### Work to complete
All of the records below should be output exactly.

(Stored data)
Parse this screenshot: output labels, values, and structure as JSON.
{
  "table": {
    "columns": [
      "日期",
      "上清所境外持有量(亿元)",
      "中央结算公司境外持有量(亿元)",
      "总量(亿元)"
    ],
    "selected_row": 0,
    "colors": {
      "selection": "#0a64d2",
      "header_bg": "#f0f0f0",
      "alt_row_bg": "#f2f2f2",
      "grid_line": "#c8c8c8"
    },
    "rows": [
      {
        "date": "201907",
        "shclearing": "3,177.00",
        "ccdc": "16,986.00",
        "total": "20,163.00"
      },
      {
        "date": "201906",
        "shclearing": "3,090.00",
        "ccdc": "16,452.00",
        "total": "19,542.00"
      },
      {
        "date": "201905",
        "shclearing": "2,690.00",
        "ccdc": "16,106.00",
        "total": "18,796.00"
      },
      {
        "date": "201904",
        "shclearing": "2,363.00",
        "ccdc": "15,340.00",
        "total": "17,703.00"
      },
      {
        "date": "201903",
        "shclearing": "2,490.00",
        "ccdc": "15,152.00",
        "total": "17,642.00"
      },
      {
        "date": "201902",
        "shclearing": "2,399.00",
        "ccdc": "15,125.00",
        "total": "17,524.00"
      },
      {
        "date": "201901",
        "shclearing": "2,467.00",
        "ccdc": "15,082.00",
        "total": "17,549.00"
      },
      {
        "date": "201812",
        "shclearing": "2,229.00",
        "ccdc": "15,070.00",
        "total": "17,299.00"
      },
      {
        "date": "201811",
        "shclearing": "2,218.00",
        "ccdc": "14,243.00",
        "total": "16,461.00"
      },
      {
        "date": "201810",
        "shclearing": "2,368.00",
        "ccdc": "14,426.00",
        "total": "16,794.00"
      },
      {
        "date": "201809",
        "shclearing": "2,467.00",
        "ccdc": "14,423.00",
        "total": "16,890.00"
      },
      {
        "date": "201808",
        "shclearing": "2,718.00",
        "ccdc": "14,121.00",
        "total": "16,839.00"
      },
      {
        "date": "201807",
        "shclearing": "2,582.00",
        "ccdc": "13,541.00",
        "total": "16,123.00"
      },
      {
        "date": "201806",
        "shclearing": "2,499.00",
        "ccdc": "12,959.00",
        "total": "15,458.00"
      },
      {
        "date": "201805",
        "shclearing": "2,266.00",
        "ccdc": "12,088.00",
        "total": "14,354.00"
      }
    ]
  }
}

### Result of this exercise
Parse this screenshot: output labels, values, and structure as JSON.
{
  "table": {
    "columns": [
      "日期",
      "上清所境外持有量(亿元)",
      "中央结算公司境外持有量(亿元)",
      "总量(亿元)"
    ],
    "selected_row": 0,
    "colors": {
      "selection": "#0a64d2",
      "header_bg": "#f0f0f0",
      "alt_row_bg": "#f2f2f2",
      "grid_line": "#c8c8c8"
    },
    "rows": [
      {
        "date": "201907",
        "shclearing": "3,177.00",
        "ccdc": "16,986.00",
        "total": "20,163.00"
      },
      {
        "date": "201906",
        "shclearing": "3,090.00",
        "ccdc": "16,452.00",
        "total": "19,542.00"
      },
      {
        "date": "201905",
        "shclearing": "2,690.00",
        "ccdc": "16,106.00",
        "total": "18,796.00"
      },
      {
        "date": "201904",
        "shclearing": "2,363.00",
        "ccdc": "15,340.00",
        "total": "17,703.00"
      },
      {
        "date": "201903",
        "shclearing": "2,490.00",
        "ccdc": "15,152.00",
        "total": "17,642.00"
      },
      {
        "date": "201902",
        "shclearing": "2,399.00",
        "ccdc": "15,125.00",
        "total": "17,524.00"
      },
      {
        "date": "201901",
        "shclearing": "2,467.00",
        "ccdc": "15,082.00",
        "total": "17,549.00"
      },
      {
        "date": "201812",
        "shclearing": "2,229.00",
        "ccdc": "15,070.00",
        "total": "17,299.00"
      },
      {
        "date": "201811",
        "shclearing": "2,218.00",
        "ccdc": "14,243.00",
        "total": "16,461.00"
      },
      {
        "date": "201810",
        "shclearing": "2,368.00",
        "ccdc": "14,426.00",
        "total": "16,794.00"
      },
      {
        "date": "201809",
        "shclearing": "2,467.00",
        "ccdc": "14,423.00",
        "total": "16,890.00"
      },
      {
        "date": "201808",
        "shclearing": "2,718.00",
        "ccdc": "14,121.00",
        "total": "16,839.00"
      },
      {
        "date": "201807",
        "shclearing": "2,582.00",
        "ccdc": "13,541.00",
        "total": "16,123.00"
      },
      {
        "date": "201806",
        "shclearing": "2,499.00",
        "ccdc": "12,959.00",
        "total": "15,458.00"
      },
      {
        "date": "201805",
        "shclearing": "2,266.00",
        "ccdc": "12,088.00",
        "total": "14,354.00"
      }
    ]
  }
}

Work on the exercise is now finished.